Convert the stretch of data from the line containing "Segment this screenshot: for" through the line containing "608, 561, 639]", both ends included, into a Markdown table with the columns Row and Line. Skip blank lines, and leave the pictures out.

Dataset entries:
----------------------------------------
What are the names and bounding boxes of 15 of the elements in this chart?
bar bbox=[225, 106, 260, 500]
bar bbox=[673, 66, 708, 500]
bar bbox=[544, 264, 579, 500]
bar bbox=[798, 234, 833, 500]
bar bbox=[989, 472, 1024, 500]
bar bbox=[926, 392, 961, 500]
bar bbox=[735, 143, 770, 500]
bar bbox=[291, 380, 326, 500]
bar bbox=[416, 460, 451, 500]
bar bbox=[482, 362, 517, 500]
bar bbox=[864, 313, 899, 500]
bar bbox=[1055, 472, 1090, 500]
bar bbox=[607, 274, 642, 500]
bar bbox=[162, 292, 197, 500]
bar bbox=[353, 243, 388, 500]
----------------------------------------
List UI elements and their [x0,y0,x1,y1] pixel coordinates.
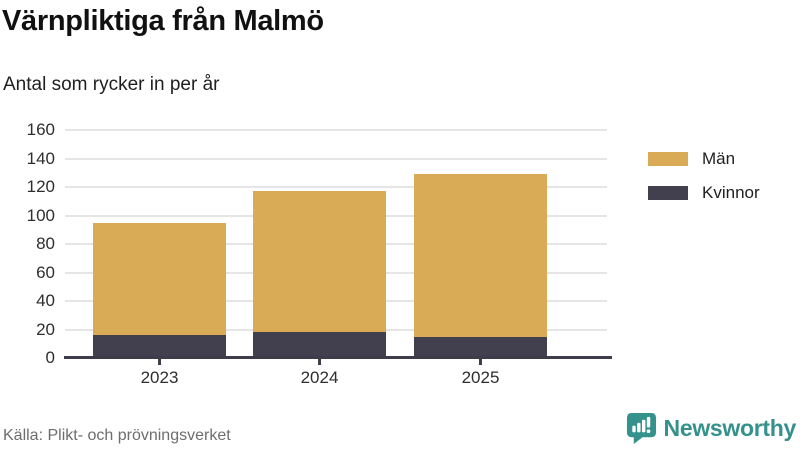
----------------------------------------
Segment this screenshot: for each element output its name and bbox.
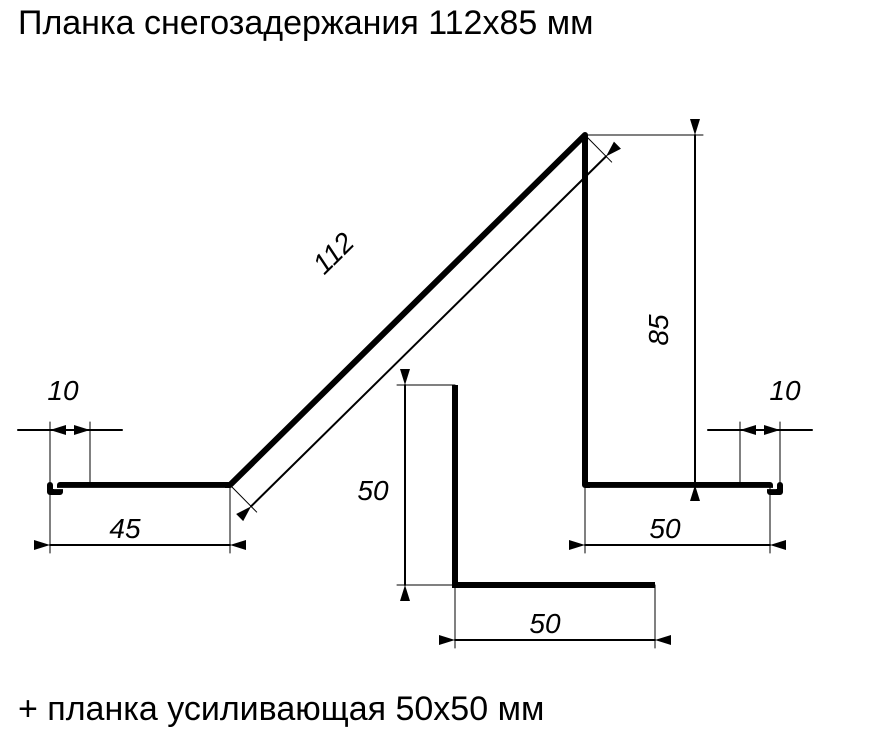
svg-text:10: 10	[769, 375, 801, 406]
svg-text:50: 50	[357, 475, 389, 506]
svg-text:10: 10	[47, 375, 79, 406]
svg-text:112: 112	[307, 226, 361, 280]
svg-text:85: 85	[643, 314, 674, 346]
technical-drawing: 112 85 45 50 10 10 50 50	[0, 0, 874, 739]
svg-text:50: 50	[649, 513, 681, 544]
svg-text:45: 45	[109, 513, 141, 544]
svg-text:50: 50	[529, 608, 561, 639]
----------------------------------------
Result for this exercise:
| Row | Line |
|---|---|
| 1 | Segment this screenshot: for each element output its name and bbox. |
| 2 | svg-text:10: 10	[769, 375, 801, 406] |
| 3 | svg-text:50: 50	[357, 475, 389, 506] |
| 4 | svg-text:10: 10	[47, 375, 79, 406] |
| 5 | svg-text:112: 112	[307, 226, 361, 280] |
| 6 | svg-text:85: 85	[643, 314, 674, 346] |
| 7 | technical-drawing: 112 85 45 50 10 10 50 50	[0, 0, 874, 739] |
| 8 | svg-text:50: 50	[649, 513, 681, 544] |
| 9 | svg-text:45: 45	[109, 513, 141, 544] |
| 10 | svg-text:50: 50	[529, 608, 561, 639] |